GIVEN PROBLEM: Please revise the entries below so that "street-label" becomes "road-label" everywhere, with nothing else changed. Leave the pictures out of your version.

SUPPLIED INFORMATION:
********************
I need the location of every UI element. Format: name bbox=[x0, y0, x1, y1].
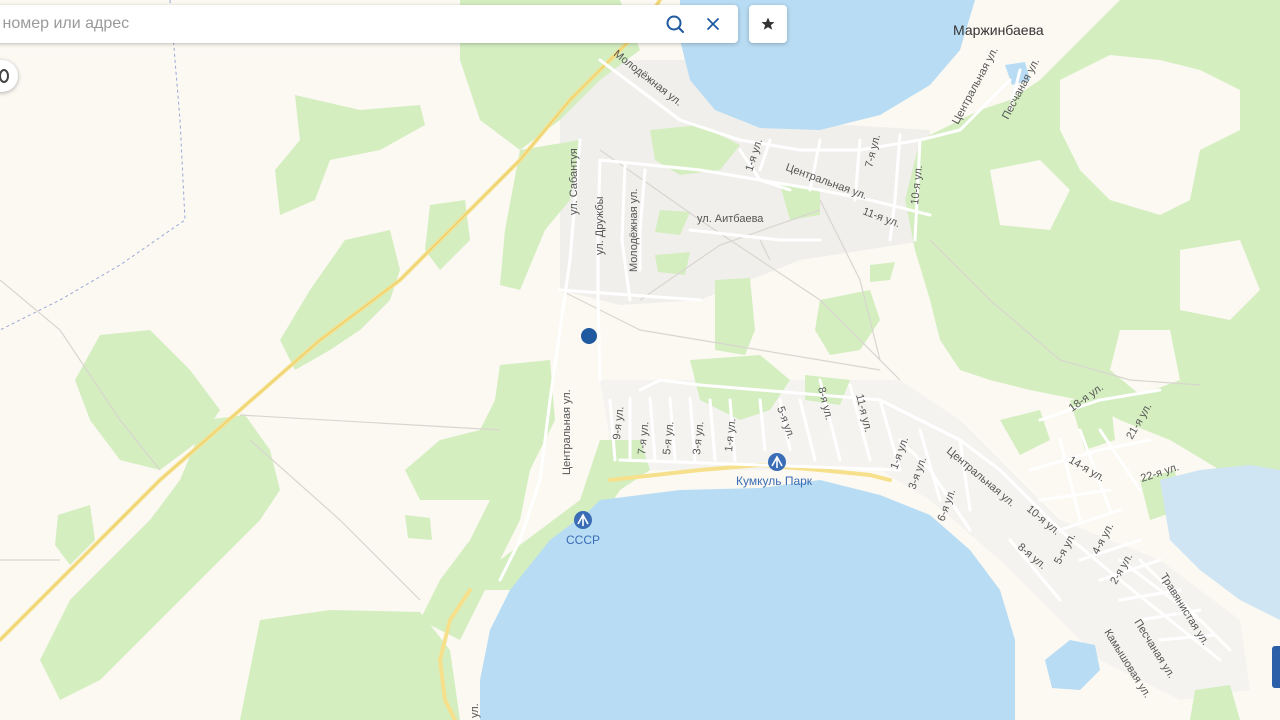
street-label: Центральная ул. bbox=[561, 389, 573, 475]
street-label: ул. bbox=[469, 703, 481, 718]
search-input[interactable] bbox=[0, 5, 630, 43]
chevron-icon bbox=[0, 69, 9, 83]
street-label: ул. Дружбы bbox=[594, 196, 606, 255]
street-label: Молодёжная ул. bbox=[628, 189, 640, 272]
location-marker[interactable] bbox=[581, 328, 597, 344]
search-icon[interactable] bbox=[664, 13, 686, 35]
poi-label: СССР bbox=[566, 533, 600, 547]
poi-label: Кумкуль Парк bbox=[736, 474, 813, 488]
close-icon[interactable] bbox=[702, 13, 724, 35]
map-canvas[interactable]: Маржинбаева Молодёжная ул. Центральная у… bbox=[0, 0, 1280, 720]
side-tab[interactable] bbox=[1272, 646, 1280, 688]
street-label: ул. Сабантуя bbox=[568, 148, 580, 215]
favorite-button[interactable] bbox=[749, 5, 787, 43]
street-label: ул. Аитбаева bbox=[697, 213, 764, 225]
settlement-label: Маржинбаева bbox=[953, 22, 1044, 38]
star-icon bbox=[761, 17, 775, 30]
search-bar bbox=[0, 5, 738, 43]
********************
RESULT OF THIS TASK:
I need the location of every UI element. Format: name bbox=[x0, y0, x1, y1].
road-label: Центральная ул. bbox=[561, 389, 573, 475]
road-label: ул. bbox=[469, 703, 481, 718]
search-input[interactable] bbox=[0, 5, 630, 43]
chevron-icon bbox=[0, 69, 9, 83]
road-label: ул. Дружбы bbox=[594, 196, 606, 255]
road-label: Молодёжная ул. bbox=[628, 189, 640, 272]
location-marker[interactable] bbox=[581, 328, 597, 344]
search-icon[interactable] bbox=[664, 13, 686, 35]
poi-label: СССР bbox=[566, 533, 600, 547]
poi-label: Кумкуль Парк bbox=[736, 474, 813, 488]
close-icon[interactable] bbox=[702, 13, 724, 35]
map-canvas[interactable]: Маржинбаева Молодёжная ул. Центральная у… bbox=[0, 0, 1280, 720]
side-tab[interactable] bbox=[1272, 646, 1280, 688]
road-label: ул. Сабантуя bbox=[568, 148, 580, 215]
favorite-button[interactable] bbox=[749, 5, 787, 43]
road-label: ул. Аитбаева bbox=[697, 213, 764, 225]
settlement-label: Маржинбаева bbox=[953, 22, 1044, 38]
star-icon bbox=[761, 17, 775, 30]
search-bar bbox=[0, 5, 738, 43]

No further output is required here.